>> Start WORKING DATA
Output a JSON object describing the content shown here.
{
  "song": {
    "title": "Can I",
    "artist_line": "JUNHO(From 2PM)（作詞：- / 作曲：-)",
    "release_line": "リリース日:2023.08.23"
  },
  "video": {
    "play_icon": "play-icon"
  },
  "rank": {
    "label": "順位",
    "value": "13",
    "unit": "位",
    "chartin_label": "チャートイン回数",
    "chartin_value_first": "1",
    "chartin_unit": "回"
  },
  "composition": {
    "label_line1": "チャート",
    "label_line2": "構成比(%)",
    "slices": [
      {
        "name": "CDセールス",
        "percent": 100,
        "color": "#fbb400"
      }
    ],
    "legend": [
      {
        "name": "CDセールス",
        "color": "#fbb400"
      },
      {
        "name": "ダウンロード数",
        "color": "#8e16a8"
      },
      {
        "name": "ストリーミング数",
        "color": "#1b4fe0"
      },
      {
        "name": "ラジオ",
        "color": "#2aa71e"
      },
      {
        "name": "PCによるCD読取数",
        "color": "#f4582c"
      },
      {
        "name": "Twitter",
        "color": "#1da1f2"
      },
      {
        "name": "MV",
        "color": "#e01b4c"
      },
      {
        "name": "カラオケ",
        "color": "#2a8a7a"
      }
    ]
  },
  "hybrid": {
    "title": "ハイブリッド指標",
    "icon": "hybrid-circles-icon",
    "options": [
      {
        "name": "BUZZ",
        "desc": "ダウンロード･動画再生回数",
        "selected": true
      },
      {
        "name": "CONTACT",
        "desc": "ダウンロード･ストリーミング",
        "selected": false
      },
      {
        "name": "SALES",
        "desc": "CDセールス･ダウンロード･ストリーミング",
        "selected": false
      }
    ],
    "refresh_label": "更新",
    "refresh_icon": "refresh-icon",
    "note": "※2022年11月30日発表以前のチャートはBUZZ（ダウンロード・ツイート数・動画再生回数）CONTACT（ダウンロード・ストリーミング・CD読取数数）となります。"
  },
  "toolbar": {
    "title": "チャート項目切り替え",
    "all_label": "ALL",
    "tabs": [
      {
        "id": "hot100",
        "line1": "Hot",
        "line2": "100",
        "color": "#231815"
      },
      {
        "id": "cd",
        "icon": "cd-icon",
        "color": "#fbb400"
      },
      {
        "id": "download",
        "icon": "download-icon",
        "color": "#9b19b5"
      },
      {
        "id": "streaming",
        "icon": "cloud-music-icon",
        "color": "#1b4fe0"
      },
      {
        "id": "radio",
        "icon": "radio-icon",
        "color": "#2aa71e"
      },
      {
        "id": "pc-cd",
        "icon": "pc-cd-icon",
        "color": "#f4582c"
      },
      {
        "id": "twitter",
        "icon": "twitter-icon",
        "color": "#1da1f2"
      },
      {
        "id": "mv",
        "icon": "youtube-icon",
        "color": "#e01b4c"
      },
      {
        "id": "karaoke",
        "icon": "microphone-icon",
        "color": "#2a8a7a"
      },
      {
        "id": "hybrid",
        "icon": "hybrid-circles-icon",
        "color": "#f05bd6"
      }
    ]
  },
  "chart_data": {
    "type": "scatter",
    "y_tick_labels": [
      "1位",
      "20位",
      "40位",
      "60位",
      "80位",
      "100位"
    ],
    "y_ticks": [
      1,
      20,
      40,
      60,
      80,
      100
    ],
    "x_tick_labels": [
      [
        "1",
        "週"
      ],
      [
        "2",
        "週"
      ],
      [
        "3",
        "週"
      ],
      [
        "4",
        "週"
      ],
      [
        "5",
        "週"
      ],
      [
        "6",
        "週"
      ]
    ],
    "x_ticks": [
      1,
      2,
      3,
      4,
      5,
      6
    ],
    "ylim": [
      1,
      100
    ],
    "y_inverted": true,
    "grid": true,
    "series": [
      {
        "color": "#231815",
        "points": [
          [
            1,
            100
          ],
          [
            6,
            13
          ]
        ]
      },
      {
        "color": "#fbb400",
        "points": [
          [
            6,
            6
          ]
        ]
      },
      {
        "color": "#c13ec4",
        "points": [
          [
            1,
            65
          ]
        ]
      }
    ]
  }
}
>> End WORKING DATA
— TASK OBJECTIVE —
Write the entire listing out again, word for word.

— OUTPUT —
Output a JSON object describing the content shown here.
{
  "song": {
    "title": "Can I",
    "artist_line": "JUNHO(From 2PM)（作詞：- / 作曲：-)",
    "release_line": "リリース日:2023.08.23"
  },
  "video": {
    "play_icon": "play-icon"
  },
  "rank": {
    "label": "順位",
    "value": "13",
    "unit": "位",
    "chartin_label": "チャートイン回数",
    "chartin_value_first": "1",
    "chartin_unit": "回"
  },
  "composition": {
    "label_line1": "チャート",
    "label_line2": "構成比(%)",
    "slices": [
      {
        "name": "CDセールス",
        "percent": 100,
        "color": "#fbb400"
      }
    ],
    "legend": [
      {
        "name": "CDセールス",
        "color": "#fbb400"
      },
      {
        "name": "ダウンロード数",
        "color": "#8e16a8"
      },
      {
        "name": "ストリーミング数",
        "color": "#1b4fe0"
      },
      {
        "name": "ラジオ",
        "color": "#2aa71e"
      },
      {
        "name": "PCによるCD読取数",
        "color": "#f4582c"
      },
      {
        "name": "Twitter",
        "color": "#1da1f2"
      },
      {
        "name": "MV",
        "color": "#e01b4c"
      },
      {
        "name": "カラオケ",
        "color": "#2a8a7a"
      }
    ]
  },
  "hybrid": {
    "title": "ハイブリッド指標",
    "icon": "hybrid-circles-icon",
    "options": [
      {
        "name": "BUZZ",
        "desc": "ダウンロード･動画再生回数",
        "selected": true
      },
      {
        "name": "CONTACT",
        "desc": "ダウンロード･ストリーミング",
        "selected": false
      },
      {
        "name": "SALES",
        "desc": "CDセールス･ダウンロード･ストリーミング",
        "selected": false
      }
    ],
    "refresh_label": "更新",
    "refresh_icon": "refresh-icon",
    "note": "※2022年11月30日発表以前のチャートはBUZZ（ダウンロード・ツイート数・動画再生回数）CONTACT（ダウンロード・ストリーミング・CD読取数数）となります。"
  },
  "toolbar": {
    "title": "チャート項目切り替え",
    "all_label": "ALL",
    "tabs": [
      {
        "id": "hot100",
        "line1": "Hot",
        "line2": "100",
        "color": "#231815"
      },
      {
        "id": "cd",
        "icon": "cd-icon",
        "color": "#fbb400"
      },
      {
        "id": "download",
        "icon": "download-icon",
        "color": "#9b19b5"
      },
      {
        "id": "streaming",
        "icon": "cloud-music-icon",
        "color": "#1b4fe0"
      },
      {
        "id": "radio",
        "icon": "radio-icon",
        "color": "#2aa71e"
      },
      {
        "id": "pc-cd",
        "icon": "pc-cd-icon",
        "color": "#f4582c"
      },
      {
        "id": "twitter",
        "icon": "twitter-icon",
        "color": "#1da1f2"
      },
      {
        "id": "mv",
        "icon": "youtube-icon",
        "color": "#e01b4c"
      },
      {
        "id": "karaoke",
        "icon": "microphone-icon",
        "color": "#2a8a7a"
      },
      {
        "id": "hybrid",
        "icon": "hybrid-circles-icon",
        "color": "#f05bd6"
      }
    ]
  },
  "chart_data": {
    "type": "scatter",
    "y_tick_labels": [
      "1位",
      "20位",
      "40位",
      "60位",
      "80位",
      "100位"
    ],
    "y_ticks": [
      1,
      20,
      40,
      60,
      80,
      100
    ],
    "x_tick_labels": [
      [
        "1",
        "週"
      ],
      [
        "2",
        "週"
      ],
      [
        "3",
        "週"
      ],
      [
        "4",
        "週"
      ],
      [
        "5",
        "週"
      ],
      [
        "6",
        "週"
      ]
    ],
    "x_ticks": [
      1,
      2,
      3,
      4,
      5,
      6
    ],
    "ylim": [
      1,
      100
    ],
    "y_inverted": true,
    "grid": true,
    "series": [
      {
        "color": "#231815",
        "points": [
          [
            1,
            100
          ],
          [
            6,
            13
          ]
        ]
      },
      {
        "color": "#fbb400",
        "points": [
          [
            6,
            6
          ]
        ]
      },
      {
        "color": "#c13ec4",
        "points": [
          [
            1,
            65
          ]
        ]
      }
    ]
  }
}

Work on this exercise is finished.